WHAT IS ASKED:
Return the number of lines in which the word "like" appears; add nothing else.

MATERIAL FOR THE TASK:
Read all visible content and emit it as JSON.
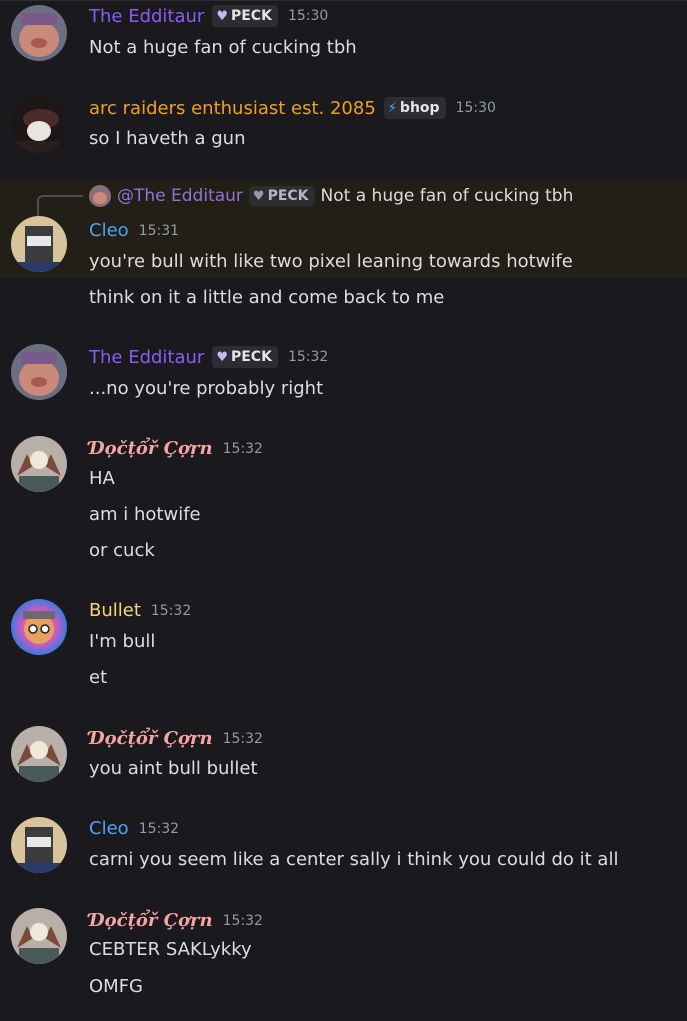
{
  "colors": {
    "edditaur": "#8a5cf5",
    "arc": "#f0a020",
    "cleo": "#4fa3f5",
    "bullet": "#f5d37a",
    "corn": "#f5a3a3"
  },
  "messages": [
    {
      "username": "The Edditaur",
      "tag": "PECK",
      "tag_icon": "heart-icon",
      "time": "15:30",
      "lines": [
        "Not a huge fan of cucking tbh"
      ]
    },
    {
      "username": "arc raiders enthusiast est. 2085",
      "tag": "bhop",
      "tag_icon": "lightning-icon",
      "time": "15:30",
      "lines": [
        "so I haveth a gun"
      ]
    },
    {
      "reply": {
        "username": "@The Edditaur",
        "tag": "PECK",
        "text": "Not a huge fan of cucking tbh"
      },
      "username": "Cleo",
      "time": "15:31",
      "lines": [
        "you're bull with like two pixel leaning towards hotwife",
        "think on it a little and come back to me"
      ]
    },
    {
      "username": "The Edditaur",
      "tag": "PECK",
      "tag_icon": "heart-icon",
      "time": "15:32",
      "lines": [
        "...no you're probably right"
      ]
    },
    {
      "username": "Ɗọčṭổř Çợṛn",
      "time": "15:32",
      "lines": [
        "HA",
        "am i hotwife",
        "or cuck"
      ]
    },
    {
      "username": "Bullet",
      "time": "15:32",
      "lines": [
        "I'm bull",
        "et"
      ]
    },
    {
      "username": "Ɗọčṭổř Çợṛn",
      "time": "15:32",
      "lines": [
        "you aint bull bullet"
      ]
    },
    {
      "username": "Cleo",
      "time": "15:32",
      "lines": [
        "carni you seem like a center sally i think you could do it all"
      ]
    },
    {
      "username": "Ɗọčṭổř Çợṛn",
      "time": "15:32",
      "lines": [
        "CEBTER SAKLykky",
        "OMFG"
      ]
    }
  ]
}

...

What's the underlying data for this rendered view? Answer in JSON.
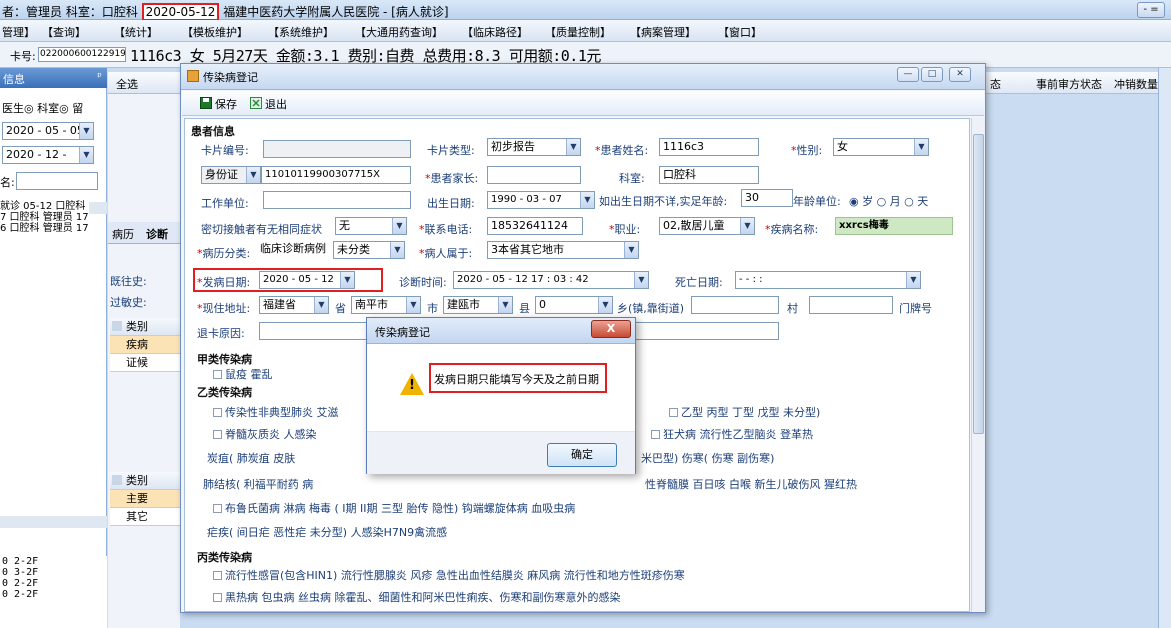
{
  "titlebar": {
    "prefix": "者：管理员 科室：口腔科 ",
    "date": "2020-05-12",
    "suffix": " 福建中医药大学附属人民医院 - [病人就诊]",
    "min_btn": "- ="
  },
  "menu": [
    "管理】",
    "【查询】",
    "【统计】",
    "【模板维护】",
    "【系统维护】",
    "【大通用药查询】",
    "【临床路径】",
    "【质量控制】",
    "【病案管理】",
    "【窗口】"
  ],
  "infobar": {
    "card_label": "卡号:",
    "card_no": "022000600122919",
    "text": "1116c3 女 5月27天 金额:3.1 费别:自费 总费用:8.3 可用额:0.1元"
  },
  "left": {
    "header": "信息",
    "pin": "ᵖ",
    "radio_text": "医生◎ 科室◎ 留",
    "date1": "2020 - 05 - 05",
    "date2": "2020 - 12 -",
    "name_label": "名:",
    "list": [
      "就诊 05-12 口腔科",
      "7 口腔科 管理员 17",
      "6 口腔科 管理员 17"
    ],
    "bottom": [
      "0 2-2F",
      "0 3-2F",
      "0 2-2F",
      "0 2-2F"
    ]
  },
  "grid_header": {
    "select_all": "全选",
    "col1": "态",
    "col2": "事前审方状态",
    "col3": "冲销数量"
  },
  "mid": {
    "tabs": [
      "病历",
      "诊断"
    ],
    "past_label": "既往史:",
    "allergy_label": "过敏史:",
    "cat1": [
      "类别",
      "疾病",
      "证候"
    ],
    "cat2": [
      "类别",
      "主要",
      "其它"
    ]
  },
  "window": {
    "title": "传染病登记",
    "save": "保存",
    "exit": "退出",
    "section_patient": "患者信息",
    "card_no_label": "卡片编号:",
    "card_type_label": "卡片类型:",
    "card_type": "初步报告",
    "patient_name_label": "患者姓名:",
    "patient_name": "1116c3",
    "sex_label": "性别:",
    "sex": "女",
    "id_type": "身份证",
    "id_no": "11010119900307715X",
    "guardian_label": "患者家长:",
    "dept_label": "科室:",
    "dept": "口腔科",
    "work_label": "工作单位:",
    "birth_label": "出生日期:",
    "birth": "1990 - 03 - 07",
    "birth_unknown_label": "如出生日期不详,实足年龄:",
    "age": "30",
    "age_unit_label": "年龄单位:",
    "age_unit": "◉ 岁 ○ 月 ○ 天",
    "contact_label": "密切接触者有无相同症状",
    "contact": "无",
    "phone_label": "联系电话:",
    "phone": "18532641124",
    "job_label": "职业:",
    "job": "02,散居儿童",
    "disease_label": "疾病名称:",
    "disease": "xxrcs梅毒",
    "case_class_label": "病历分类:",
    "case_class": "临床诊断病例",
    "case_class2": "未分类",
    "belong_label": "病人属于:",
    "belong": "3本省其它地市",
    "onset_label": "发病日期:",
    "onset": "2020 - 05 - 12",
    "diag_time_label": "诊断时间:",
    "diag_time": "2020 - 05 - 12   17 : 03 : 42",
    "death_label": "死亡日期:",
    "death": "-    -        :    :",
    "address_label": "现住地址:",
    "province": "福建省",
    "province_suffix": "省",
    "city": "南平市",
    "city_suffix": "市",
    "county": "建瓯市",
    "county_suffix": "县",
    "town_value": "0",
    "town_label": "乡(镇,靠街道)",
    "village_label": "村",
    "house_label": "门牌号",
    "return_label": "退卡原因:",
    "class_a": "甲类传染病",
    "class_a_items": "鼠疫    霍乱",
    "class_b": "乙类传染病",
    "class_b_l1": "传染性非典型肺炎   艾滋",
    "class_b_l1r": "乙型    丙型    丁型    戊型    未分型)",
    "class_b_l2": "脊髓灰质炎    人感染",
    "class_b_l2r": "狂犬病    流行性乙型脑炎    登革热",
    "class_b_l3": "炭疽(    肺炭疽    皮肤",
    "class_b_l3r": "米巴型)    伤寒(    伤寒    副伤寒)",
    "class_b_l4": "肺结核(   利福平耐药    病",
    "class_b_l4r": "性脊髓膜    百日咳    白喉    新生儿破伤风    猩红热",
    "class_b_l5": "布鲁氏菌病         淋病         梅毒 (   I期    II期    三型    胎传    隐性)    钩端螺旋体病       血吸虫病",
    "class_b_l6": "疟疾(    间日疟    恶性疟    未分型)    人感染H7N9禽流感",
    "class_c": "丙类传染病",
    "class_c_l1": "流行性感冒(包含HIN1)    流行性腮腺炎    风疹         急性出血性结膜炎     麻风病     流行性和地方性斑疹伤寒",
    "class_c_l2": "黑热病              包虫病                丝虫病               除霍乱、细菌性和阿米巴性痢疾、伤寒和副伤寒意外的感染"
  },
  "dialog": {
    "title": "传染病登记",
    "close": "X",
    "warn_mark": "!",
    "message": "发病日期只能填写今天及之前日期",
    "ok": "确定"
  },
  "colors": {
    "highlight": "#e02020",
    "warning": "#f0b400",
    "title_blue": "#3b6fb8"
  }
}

EXERCISE RESPONSE:
2